▶ WHAT THE TASK ASKS
Would you extract the whole listing below and retype it exactly?
==============================
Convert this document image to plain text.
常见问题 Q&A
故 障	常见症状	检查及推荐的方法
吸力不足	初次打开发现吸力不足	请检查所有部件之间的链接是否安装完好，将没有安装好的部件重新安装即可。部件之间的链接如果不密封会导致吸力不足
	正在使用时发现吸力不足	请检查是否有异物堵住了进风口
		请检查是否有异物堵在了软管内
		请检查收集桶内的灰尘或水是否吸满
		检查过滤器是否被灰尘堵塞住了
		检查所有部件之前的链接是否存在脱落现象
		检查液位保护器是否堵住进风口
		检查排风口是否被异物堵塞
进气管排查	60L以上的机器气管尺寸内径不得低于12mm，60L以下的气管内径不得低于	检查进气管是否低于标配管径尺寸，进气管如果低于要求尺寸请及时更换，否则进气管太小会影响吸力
==============================
▶ WRITTEN SOLUTION
Convert this document image to plain text.
常见问题 Q&A
故 障	常见症状	检查及推荐的方法
吸力不足	初次打开发现吸力不足	请检查所有部件之间的链接是否安装完好，将没有安装好的部件重新安装即可。部件之间的链接如果不密封会导致吸力不足
	正在使用时发现吸力不足	请检查是否有异物堵住了进风口
		请检查是否有异物堵在了软管内
		请检查收集桶内的灰尘或水是否吸满
		检查过滤器是否被灰尘堵塞住了
		检查所有部件之前的链接是否存在脱落现象
		检查液位保护器是否堵住进风口
		检查排风口是否被异物堵塞
进气管排查	60L以上的机器气管尺寸内径不得低于12mm，60L以下的气管内径不得低于	检查进气管是否低于标配管径尺寸，进气管如果低于要求尺寸请及时更换，否则进气管太小会影响吸力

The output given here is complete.